[WHAT YOU HAVE TO DO] In the entries below, find the lines with the word "confirm" and copy them.

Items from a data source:

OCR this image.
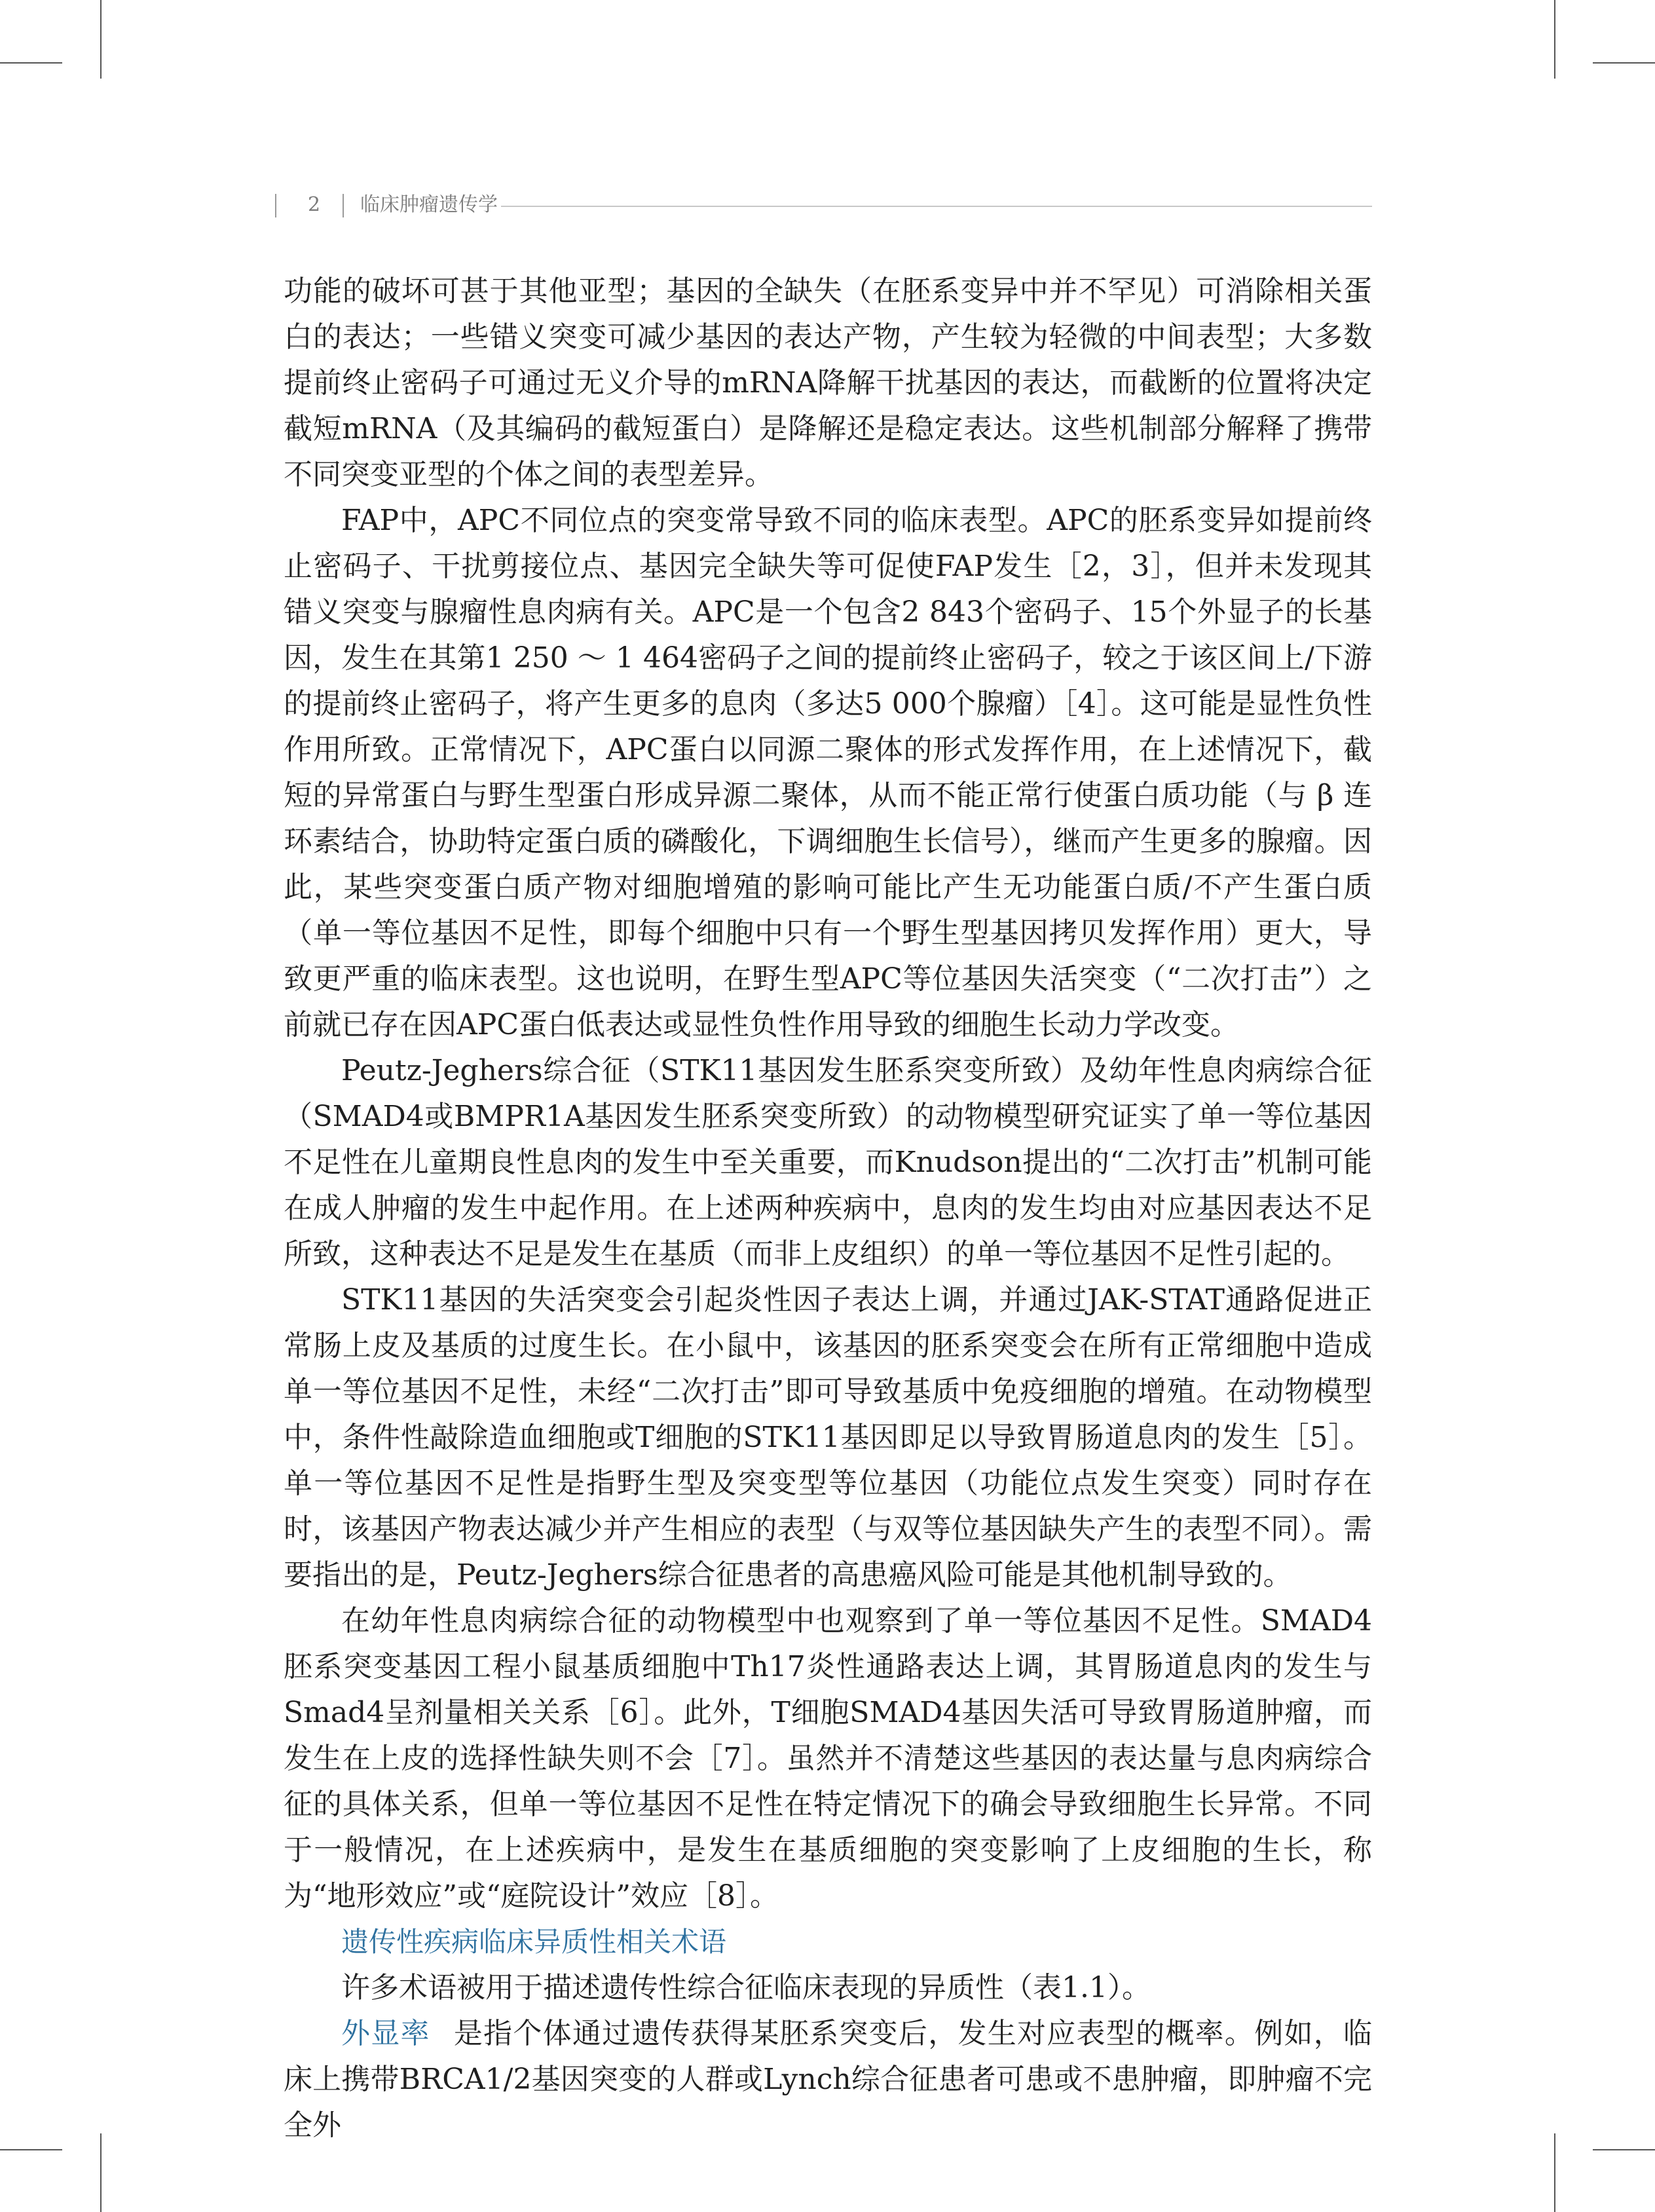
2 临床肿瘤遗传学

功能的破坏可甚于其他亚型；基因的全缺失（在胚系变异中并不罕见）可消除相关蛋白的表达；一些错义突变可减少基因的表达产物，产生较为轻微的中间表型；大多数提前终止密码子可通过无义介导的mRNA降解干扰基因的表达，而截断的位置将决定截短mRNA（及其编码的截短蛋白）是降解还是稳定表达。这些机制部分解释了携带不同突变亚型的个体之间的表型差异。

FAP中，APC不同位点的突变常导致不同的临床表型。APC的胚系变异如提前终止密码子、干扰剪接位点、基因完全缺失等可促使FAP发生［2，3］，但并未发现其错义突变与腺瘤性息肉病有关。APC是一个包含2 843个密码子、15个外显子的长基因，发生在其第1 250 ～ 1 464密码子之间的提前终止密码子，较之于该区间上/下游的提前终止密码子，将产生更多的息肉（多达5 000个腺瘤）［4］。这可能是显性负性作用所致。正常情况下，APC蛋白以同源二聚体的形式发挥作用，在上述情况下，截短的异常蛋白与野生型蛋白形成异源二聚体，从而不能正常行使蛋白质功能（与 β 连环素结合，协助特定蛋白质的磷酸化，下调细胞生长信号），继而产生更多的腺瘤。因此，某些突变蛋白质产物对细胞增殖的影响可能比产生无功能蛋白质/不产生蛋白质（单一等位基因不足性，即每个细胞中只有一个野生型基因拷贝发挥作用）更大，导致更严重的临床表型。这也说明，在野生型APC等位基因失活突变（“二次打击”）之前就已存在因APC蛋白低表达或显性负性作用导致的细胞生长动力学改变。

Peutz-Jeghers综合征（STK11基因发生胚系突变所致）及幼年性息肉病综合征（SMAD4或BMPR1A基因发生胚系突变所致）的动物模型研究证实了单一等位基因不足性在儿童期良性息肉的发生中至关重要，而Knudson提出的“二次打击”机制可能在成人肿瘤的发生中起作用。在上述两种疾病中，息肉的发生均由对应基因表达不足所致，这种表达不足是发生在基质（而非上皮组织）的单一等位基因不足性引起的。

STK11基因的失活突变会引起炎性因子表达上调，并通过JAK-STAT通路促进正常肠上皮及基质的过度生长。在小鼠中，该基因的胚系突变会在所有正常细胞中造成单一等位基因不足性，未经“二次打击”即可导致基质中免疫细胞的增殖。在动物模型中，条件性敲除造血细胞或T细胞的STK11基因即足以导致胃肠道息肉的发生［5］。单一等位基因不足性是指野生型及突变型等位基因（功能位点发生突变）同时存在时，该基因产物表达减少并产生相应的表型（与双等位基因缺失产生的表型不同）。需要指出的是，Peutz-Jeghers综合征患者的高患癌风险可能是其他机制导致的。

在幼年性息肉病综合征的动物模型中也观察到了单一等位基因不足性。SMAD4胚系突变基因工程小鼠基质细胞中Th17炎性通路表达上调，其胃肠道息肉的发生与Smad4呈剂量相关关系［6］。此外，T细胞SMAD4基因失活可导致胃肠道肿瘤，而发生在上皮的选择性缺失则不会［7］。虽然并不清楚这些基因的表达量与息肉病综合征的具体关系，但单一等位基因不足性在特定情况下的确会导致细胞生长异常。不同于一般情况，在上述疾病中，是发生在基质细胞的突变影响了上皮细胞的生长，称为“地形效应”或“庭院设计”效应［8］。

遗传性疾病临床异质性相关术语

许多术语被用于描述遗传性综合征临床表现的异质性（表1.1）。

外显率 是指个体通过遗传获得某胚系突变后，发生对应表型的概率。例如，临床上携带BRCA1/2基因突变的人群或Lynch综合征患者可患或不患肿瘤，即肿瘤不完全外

* * *

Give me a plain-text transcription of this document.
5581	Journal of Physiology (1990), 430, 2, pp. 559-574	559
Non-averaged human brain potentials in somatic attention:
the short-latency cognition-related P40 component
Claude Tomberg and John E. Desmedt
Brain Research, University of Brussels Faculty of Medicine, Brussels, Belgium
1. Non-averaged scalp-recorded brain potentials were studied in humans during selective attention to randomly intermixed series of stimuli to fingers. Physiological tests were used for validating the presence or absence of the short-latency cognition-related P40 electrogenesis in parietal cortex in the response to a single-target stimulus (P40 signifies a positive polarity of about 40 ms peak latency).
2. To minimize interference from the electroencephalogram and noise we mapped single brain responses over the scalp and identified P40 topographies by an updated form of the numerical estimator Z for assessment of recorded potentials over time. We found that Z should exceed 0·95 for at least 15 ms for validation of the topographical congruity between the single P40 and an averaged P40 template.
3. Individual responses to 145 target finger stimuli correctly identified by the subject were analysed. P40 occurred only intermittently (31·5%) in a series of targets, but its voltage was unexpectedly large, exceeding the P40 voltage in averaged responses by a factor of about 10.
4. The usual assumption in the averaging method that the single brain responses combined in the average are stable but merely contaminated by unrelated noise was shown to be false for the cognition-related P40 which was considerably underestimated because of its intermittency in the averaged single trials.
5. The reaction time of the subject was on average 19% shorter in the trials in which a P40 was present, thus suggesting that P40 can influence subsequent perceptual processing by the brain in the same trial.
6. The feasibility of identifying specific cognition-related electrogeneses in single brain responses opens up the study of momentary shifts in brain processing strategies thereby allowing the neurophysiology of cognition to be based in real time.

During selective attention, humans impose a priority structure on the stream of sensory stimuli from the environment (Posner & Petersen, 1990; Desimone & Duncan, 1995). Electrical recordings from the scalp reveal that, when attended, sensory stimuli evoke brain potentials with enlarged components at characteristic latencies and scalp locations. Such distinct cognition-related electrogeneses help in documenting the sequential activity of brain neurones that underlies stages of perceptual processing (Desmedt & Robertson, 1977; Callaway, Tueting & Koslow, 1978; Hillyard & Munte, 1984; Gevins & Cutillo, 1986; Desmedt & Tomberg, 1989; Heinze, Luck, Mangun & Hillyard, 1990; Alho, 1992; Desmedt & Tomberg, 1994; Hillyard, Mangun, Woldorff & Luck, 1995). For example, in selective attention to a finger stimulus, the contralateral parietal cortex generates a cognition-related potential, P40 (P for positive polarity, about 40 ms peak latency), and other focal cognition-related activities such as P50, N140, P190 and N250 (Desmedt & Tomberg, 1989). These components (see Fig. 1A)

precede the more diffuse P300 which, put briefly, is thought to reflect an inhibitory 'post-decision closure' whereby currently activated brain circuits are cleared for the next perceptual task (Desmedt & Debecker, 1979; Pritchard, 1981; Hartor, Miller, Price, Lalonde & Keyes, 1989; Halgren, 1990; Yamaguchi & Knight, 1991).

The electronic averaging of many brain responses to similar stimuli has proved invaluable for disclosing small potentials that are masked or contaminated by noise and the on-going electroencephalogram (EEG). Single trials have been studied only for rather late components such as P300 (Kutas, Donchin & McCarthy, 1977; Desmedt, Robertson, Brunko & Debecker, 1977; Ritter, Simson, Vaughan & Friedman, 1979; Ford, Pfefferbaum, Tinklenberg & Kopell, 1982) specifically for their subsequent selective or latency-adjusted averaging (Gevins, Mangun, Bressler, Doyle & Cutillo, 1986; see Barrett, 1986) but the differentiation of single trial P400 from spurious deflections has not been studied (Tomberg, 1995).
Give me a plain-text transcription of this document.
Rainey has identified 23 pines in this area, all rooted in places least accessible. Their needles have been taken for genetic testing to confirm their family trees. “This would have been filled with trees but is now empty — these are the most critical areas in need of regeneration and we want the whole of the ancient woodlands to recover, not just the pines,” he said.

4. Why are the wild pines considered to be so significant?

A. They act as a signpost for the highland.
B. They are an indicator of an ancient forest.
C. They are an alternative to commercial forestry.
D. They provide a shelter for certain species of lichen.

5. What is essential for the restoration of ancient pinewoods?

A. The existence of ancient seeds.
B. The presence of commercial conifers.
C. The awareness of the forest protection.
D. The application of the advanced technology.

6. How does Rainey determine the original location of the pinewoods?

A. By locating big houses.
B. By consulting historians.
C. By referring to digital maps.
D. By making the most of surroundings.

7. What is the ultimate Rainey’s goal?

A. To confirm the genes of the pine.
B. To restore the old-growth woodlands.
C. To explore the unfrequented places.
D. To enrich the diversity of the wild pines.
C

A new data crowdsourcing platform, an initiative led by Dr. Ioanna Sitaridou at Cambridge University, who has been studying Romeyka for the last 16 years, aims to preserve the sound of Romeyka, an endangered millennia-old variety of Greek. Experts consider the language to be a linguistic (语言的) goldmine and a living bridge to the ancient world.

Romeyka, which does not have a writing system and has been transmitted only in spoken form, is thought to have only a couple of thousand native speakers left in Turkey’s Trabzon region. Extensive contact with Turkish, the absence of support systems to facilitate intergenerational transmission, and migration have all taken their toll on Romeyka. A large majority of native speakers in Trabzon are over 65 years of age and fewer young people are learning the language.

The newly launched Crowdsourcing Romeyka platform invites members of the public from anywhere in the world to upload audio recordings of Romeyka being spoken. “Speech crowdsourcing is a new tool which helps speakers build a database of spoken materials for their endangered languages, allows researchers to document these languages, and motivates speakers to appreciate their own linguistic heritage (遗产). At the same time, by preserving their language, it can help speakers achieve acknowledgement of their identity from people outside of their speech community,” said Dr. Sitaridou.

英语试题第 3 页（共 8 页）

* * *

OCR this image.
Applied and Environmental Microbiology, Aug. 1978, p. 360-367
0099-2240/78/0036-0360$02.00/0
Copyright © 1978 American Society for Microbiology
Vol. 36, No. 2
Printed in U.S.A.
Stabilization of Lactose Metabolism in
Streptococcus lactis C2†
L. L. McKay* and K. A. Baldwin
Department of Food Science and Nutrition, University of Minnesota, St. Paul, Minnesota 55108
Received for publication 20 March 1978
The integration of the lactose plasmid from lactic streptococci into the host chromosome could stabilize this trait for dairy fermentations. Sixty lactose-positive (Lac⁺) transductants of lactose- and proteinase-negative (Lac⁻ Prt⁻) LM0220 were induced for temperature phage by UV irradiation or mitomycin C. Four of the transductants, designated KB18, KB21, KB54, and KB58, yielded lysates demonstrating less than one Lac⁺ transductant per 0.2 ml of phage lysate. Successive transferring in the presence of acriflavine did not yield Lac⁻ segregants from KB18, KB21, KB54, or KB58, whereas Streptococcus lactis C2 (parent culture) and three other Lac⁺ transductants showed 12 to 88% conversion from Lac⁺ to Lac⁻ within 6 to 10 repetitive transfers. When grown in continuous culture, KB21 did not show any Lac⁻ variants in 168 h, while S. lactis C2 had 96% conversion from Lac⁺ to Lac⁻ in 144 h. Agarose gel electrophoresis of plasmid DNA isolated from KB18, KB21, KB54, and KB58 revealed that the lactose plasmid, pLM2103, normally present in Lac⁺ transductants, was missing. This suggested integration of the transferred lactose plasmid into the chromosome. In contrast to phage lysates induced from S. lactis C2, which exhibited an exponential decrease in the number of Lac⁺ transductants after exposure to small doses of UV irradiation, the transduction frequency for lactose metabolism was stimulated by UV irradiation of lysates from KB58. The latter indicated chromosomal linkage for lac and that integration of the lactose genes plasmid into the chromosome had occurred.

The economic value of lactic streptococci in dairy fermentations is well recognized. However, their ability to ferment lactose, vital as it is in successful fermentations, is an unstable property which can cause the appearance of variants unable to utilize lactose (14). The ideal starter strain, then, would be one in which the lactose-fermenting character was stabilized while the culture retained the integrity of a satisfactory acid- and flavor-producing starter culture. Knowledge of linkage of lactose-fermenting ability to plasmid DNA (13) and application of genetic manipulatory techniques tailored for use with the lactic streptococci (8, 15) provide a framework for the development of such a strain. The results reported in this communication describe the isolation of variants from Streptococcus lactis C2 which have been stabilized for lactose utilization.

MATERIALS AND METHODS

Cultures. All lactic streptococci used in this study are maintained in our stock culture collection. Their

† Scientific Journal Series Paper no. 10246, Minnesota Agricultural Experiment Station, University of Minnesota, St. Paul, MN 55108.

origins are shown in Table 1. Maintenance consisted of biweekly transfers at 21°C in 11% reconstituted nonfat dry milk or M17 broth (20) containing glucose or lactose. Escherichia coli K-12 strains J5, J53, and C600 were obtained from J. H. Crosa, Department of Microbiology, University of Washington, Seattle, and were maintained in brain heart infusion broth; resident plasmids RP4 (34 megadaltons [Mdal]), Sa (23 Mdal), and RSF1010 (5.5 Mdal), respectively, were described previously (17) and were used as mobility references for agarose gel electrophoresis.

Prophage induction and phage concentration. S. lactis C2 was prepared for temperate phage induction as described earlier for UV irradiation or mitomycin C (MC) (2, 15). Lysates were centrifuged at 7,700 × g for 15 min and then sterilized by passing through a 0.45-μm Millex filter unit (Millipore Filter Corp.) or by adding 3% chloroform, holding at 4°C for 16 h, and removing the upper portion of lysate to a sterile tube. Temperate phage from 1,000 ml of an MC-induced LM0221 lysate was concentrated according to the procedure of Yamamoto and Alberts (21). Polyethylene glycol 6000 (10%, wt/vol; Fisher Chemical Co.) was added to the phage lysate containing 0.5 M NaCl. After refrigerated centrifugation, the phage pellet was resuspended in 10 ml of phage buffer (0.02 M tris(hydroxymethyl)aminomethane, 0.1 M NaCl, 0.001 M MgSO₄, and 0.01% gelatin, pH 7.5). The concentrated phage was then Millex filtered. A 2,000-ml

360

[RESPONSE]
Rainey has identified 23 pines in this area, all rooted in places least accessible. Their needles have been taken for genetic testing to confirm their family trees. “This would have been filled with trees but is now empty — these are the most critical areas in need of regeneration and we want the whole of the ancient woodlands to recover, not just the pines,” he said.
A. To confirm the genes of the pine.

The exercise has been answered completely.